Extract all of the entries and give them again, word for word.

* start RECORDS SHOWN *

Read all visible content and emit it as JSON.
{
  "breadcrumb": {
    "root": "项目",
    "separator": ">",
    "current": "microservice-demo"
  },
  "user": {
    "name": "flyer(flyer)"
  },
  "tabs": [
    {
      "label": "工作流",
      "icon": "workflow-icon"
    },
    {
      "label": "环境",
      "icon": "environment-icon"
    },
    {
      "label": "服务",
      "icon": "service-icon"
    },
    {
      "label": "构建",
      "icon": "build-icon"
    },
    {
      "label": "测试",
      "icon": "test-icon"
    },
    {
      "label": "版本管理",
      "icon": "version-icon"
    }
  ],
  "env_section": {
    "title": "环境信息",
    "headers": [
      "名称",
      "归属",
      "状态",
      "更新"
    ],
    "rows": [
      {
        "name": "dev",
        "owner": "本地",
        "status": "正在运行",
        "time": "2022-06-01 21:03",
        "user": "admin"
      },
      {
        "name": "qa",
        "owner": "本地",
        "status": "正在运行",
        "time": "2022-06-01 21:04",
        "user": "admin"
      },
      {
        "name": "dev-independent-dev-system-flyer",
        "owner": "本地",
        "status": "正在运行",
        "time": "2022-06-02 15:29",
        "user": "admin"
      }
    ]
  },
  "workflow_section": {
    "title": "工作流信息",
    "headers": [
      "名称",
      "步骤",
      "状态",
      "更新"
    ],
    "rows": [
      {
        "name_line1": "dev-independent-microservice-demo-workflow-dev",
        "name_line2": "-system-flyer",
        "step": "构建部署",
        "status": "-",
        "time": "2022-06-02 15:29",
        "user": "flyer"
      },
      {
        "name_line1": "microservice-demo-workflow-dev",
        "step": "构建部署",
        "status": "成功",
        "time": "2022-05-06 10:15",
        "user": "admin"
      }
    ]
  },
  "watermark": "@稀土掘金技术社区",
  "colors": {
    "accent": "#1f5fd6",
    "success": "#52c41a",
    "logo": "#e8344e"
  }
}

* end RECORDS SHOWN *

- **SOLUTION FOR THIS PROBLEM**:
Read all visible content and emit it as JSON.
{
  "breadcrumb": {
    "root": "项目",
    "separator": ">",
    "current": "microservice-demo"
  },
  "user": {
    "name": "flyer(flyer)"
  },
  "tabs": [
    {
      "label": "工作流",
      "icon": "workflow-icon"
    },
    {
      "label": "环境",
      "icon": "environment-icon"
    },
    {
      "label": "服务",
      "icon": "service-icon"
    },
    {
      "label": "构建",
      "icon": "build-icon"
    },
    {
      "label": "测试",
      "icon": "test-icon"
    },
    {
      "label": "版本管理",
      "icon": "version-icon"
    }
  ],
  "env_section": {
    "title": "环境信息",
    "headers": [
      "名称",
      "归属",
      "状态",
      "更新"
    ],
    "rows": [
      {
        "name": "dev",
        "owner": "本地",
        "status": "正在运行",
        "time": "2022-06-01 21:03",
        "user": "admin"
      },
      {
        "name": "qa",
        "owner": "本地",
        "status": "正在运行",
        "time": "2022-06-01 21:04",
        "user": "admin"
      },
      {
        "name": "dev-independent-dev-system-flyer",
        "owner": "本地",
        "status": "正在运行",
        "time": "2022-06-02 15:29",
        "user": "admin"
      }
    ]
  },
  "workflow_section": {
    "title": "工作流信息",
    "headers": [
      "名称",
      "步骤",
      "状态",
      "更新"
    ],
    "rows": [
      {
        "name_line1": "dev-independent-microservice-demo-workflow-dev",
        "name_line2": "-system-flyer",
        "step": "构建部署",
        "status": "-",
        "time": "2022-06-02 15:29",
        "user": "flyer"
      },
      {
        "name_line1": "microservice-demo-workflow-dev",
        "step": "构建部署",
        "status": "成功",
        "time": "2022-05-06 10:15",
        "user": "admin"
      }
    ]
  },
  "watermark": "@稀土掘金技术社区",
  "colors": {
    "accent": "#1f5fd6",
    "success": "#52c41a",
    "logo": "#e8344e"
  }
}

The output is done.